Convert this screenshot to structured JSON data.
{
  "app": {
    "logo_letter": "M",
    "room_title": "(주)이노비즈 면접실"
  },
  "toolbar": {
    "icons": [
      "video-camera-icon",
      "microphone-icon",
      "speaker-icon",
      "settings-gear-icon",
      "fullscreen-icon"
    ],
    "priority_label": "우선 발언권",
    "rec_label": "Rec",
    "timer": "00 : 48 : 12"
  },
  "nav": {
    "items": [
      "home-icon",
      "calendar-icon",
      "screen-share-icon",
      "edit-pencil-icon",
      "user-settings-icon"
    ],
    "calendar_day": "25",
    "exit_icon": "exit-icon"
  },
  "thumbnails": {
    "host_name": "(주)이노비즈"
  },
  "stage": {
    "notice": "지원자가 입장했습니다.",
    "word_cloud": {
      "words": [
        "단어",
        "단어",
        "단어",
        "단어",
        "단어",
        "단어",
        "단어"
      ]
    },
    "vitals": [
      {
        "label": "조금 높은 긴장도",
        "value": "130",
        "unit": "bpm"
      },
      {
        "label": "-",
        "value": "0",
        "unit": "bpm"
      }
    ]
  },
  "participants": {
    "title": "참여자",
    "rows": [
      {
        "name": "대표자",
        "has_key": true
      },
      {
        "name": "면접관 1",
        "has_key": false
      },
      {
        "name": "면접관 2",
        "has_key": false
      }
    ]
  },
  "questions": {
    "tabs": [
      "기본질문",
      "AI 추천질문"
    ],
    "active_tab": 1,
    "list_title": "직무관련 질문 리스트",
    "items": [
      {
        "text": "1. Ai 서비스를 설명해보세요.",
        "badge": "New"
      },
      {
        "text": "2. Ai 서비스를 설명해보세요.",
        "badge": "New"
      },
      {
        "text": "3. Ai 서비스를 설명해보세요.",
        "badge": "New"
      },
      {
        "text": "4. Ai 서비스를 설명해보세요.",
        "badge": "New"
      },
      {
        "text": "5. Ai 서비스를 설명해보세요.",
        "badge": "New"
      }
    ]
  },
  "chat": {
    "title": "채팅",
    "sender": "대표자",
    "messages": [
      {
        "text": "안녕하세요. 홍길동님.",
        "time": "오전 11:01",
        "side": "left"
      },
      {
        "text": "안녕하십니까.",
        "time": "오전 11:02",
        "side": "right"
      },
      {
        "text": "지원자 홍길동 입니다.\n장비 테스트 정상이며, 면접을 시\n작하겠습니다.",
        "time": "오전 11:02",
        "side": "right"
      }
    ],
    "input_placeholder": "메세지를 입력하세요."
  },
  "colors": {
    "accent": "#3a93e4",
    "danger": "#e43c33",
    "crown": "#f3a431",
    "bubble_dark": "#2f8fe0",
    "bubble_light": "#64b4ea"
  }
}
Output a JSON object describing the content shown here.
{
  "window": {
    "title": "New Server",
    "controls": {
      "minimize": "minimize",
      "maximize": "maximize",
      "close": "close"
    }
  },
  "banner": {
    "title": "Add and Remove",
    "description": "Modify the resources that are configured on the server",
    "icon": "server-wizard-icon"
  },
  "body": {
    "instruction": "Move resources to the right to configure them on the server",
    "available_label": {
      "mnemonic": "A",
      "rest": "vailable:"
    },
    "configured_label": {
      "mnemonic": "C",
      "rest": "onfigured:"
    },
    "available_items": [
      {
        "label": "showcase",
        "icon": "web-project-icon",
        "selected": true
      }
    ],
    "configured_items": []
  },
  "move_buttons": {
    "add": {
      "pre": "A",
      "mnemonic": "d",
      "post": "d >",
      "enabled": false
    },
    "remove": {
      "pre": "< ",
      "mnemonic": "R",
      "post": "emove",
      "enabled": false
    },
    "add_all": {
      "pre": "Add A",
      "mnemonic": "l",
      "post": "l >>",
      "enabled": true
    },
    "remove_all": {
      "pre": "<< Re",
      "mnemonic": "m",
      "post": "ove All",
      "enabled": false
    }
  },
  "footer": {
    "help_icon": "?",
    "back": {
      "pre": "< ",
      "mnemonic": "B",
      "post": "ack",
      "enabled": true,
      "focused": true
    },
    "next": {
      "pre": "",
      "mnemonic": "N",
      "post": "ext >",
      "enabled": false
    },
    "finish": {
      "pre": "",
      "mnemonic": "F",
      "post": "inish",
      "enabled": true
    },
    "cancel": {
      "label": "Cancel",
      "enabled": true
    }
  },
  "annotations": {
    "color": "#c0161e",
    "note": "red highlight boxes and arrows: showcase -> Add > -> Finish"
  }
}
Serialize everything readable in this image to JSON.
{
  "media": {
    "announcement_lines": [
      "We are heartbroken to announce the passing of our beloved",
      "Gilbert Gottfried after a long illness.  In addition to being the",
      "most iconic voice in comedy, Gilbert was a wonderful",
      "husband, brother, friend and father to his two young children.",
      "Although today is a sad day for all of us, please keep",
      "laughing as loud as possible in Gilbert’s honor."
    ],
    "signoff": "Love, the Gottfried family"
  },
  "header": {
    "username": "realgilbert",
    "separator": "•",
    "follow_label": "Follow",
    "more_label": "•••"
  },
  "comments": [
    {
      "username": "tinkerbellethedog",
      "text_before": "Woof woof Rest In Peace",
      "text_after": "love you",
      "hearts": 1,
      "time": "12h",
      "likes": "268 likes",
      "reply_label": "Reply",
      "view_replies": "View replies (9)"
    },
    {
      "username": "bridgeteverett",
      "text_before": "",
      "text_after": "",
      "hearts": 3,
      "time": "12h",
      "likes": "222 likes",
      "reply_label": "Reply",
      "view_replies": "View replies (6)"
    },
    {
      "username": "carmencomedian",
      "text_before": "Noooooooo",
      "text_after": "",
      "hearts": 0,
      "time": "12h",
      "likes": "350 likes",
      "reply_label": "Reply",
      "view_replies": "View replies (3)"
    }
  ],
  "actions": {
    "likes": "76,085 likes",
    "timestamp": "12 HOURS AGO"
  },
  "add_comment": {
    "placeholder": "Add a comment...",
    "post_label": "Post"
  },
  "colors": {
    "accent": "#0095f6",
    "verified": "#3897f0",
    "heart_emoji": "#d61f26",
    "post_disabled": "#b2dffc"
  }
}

SET EXERCISE: Scan the entries above and work out how many lines include the word "true"; the reply is that number alone.

ANSWER TO THIS TASK: 7